**Instructions for the task**
Every line containing the string "subtitle" should be returned from the records.

Entries taken from a collection:
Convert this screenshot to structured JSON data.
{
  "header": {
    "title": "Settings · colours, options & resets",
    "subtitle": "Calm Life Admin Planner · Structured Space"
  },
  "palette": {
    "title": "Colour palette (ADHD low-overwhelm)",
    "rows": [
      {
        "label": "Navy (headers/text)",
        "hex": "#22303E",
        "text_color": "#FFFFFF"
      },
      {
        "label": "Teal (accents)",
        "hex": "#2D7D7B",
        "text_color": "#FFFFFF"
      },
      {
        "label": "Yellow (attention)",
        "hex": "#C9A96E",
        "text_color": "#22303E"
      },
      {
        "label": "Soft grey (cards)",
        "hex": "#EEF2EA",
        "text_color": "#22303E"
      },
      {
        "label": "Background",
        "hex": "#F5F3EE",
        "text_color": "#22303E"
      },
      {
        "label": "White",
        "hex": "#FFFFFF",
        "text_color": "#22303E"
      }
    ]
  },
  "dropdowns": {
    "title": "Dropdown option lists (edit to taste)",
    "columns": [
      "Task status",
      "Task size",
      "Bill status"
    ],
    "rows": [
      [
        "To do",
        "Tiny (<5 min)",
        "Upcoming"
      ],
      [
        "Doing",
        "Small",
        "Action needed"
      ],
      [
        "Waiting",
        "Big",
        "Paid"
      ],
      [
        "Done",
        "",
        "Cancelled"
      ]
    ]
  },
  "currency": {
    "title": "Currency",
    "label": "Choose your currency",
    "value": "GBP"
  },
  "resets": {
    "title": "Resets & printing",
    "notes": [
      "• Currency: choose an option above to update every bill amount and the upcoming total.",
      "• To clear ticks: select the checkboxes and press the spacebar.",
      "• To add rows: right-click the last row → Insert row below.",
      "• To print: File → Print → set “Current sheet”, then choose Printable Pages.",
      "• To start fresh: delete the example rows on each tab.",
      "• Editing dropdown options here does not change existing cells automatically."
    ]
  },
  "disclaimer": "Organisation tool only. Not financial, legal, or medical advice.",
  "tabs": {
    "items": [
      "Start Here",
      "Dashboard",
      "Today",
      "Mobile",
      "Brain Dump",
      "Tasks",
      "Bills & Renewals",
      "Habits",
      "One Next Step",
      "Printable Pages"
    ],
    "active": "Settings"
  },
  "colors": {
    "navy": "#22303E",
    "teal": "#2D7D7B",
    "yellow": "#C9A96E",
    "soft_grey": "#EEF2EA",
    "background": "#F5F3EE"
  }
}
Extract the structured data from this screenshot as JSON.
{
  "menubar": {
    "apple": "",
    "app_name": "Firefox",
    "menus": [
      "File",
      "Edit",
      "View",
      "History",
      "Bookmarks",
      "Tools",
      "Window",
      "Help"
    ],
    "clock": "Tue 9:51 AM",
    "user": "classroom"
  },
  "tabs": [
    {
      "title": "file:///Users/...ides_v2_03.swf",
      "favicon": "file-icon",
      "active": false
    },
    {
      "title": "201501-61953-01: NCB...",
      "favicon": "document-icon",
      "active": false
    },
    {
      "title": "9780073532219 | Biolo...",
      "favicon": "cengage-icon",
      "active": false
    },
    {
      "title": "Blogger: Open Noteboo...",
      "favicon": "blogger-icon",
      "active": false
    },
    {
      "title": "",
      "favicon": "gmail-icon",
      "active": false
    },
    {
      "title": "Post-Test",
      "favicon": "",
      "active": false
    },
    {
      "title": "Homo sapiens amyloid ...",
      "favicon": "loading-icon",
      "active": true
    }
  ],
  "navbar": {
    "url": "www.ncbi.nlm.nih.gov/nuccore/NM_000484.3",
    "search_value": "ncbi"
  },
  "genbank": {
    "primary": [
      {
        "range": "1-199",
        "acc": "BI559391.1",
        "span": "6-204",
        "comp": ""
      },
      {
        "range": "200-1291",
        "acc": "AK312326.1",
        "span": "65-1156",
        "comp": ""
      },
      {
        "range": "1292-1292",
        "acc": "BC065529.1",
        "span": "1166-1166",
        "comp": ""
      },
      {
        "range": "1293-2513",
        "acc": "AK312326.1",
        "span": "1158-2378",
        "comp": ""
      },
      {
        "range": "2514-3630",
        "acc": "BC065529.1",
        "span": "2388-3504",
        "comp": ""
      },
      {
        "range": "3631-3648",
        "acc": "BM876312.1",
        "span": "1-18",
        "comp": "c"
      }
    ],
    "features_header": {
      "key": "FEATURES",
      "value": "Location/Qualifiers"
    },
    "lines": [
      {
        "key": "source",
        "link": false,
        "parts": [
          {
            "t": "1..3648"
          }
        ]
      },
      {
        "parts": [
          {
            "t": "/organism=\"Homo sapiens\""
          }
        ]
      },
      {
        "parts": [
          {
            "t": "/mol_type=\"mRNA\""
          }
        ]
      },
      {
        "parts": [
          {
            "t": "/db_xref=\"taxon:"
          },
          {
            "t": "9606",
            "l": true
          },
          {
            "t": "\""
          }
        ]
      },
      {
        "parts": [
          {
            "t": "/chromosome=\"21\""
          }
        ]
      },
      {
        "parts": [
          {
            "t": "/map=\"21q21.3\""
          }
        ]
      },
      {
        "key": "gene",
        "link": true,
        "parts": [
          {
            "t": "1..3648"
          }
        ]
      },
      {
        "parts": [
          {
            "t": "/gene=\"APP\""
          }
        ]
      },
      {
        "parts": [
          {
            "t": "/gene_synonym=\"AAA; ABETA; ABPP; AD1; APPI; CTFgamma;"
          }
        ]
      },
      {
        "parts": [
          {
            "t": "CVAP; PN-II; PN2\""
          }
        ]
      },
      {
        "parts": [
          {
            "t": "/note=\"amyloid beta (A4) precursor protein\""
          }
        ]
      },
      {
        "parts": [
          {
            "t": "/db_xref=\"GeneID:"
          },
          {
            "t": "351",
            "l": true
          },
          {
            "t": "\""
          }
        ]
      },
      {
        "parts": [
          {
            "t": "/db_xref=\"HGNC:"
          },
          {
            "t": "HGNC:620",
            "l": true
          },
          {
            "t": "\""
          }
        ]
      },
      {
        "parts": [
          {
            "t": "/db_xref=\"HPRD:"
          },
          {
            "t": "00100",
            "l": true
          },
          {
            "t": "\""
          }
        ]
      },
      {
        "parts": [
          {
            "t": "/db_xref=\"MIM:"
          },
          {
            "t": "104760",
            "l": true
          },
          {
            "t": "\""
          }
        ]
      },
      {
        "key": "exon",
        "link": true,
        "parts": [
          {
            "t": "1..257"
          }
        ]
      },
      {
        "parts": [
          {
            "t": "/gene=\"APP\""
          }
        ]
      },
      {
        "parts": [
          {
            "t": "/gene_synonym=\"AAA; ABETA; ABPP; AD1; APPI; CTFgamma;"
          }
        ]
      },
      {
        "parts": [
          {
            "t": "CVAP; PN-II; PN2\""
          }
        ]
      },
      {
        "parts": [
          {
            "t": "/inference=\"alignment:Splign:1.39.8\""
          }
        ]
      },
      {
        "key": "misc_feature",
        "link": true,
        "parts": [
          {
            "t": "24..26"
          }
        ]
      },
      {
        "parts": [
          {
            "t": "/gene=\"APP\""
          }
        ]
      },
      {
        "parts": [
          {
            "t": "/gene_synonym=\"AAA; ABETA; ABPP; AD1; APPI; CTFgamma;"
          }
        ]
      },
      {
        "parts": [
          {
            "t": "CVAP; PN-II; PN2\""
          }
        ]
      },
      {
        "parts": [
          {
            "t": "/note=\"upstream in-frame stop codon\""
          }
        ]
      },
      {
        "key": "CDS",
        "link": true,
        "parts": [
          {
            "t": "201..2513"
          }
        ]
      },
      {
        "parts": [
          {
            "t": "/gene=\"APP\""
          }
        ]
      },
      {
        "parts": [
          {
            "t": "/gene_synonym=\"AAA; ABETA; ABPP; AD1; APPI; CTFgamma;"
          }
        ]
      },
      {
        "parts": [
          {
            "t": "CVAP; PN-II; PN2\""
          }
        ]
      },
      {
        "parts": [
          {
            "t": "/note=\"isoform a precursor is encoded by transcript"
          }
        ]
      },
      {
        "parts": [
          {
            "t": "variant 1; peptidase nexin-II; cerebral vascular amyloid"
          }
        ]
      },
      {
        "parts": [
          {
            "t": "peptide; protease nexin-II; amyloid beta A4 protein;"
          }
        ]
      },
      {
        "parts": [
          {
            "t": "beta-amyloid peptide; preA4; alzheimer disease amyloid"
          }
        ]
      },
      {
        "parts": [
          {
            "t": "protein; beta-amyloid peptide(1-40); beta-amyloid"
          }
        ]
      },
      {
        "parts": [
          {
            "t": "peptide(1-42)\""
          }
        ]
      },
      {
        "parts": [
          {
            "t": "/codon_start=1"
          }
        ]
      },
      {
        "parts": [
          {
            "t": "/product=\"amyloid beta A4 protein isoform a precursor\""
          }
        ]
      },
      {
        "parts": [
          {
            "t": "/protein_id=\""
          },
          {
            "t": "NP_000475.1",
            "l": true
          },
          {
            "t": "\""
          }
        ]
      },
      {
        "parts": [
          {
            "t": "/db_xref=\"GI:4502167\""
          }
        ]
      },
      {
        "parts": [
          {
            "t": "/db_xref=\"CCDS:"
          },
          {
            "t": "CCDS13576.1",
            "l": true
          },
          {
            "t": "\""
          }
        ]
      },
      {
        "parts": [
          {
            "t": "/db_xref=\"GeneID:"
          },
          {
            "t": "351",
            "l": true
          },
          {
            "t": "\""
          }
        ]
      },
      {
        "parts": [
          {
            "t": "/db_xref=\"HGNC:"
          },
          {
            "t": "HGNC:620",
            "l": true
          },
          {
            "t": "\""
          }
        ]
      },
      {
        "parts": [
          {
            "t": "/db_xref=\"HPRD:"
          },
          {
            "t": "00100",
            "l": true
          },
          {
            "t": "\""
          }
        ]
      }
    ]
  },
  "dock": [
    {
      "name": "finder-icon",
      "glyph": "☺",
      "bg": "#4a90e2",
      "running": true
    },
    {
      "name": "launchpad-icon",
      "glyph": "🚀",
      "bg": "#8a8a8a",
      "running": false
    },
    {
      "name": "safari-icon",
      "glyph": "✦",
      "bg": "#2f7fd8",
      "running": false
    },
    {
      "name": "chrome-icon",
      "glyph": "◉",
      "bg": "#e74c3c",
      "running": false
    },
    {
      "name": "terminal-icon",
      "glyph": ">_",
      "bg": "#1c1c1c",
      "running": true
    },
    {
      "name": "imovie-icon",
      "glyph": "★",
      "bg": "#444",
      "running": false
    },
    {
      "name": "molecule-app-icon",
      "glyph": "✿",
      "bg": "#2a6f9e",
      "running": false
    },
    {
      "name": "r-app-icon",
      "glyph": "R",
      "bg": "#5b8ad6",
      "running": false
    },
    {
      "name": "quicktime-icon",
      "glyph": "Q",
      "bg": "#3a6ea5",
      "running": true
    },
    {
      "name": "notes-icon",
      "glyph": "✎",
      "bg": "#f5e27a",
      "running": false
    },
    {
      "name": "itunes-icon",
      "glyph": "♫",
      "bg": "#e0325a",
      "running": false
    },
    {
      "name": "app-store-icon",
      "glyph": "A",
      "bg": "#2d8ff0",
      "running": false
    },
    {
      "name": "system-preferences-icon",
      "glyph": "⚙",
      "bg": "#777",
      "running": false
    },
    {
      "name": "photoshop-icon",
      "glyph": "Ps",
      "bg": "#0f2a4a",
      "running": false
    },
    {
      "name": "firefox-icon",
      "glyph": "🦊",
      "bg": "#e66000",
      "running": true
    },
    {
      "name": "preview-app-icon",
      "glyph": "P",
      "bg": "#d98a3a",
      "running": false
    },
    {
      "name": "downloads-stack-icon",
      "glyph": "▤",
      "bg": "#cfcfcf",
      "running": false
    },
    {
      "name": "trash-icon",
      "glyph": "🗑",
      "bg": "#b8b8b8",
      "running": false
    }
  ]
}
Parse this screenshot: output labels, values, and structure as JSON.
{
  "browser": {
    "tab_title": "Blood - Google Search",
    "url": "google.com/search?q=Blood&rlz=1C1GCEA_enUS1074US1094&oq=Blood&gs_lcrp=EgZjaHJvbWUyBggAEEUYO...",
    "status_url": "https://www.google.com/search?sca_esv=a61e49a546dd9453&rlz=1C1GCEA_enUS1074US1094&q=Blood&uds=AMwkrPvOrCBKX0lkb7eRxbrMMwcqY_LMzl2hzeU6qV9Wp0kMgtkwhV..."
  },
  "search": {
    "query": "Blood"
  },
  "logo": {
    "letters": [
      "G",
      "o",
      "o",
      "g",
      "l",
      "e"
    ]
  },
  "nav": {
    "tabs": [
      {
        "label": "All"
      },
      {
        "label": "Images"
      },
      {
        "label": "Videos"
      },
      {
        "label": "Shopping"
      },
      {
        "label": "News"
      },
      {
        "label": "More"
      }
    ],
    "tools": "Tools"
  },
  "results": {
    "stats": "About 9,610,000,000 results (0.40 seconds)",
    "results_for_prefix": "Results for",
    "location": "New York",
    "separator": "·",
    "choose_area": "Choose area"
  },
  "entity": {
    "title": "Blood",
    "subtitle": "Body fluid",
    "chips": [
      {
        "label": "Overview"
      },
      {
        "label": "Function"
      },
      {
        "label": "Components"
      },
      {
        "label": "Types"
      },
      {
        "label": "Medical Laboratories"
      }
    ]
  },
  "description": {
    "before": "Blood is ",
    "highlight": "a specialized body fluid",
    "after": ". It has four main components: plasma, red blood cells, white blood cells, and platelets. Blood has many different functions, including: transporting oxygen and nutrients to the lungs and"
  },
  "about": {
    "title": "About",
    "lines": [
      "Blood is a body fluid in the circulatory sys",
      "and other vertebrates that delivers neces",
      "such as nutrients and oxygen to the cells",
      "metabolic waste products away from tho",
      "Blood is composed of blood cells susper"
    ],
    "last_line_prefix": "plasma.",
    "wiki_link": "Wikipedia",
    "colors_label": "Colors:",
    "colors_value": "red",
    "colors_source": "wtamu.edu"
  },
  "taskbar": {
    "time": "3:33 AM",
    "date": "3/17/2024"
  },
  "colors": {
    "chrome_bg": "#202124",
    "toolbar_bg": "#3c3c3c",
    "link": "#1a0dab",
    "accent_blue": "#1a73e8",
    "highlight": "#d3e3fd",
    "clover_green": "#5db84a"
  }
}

**Answer space**
    "subtitle": "Calm Life Admin Planner · Structured Space"
    "subtitle": "Body fluid",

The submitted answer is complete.